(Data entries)
━━━━━━━━━━
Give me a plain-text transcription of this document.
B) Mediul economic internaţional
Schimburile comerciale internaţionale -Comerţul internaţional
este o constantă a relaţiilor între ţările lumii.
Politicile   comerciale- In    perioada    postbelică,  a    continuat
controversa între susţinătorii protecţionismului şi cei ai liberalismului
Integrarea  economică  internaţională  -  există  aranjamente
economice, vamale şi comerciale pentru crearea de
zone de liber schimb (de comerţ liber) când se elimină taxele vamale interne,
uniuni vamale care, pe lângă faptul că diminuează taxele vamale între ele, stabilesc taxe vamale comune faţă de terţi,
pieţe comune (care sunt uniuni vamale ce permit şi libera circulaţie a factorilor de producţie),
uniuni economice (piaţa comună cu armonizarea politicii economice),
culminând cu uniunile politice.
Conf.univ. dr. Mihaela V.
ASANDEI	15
━━━━━━━━━━
**Exercise requirements:** Quote the whole listing above, leaving nothing out.

**Answer in full:**
Give me a plain-text transcription of this document.
B) Mediul economic internaţional
Schimburile comerciale internaţionale -Comerţul internaţional
este o constantă a relaţiilor între ţările lumii.
Politicile   comerciale- In    perioada    postbelică,  a    continuat
controversa între susţinătorii protecţionismului şi cei ai liberalismului
Integrarea  economică  internaţională  -  există  aranjamente
economice, vamale şi comerciale pentru crearea de
zone de liber schimb (de comerţ liber) când se elimină taxele vamale interne,
uniuni vamale care, pe lângă faptul că diminuează taxele vamale între ele, stabilesc taxe vamale comune faţă de terţi,
pieţe comune (care sunt uniuni vamale ce permit şi libera circulaţie a factorilor de producţie),
uniuni economice (piaţa comună cu armonizarea politicii economice),
culminând cu uniunile politice.
Conf.univ. dr. Mihaela V.
ASANDEI	15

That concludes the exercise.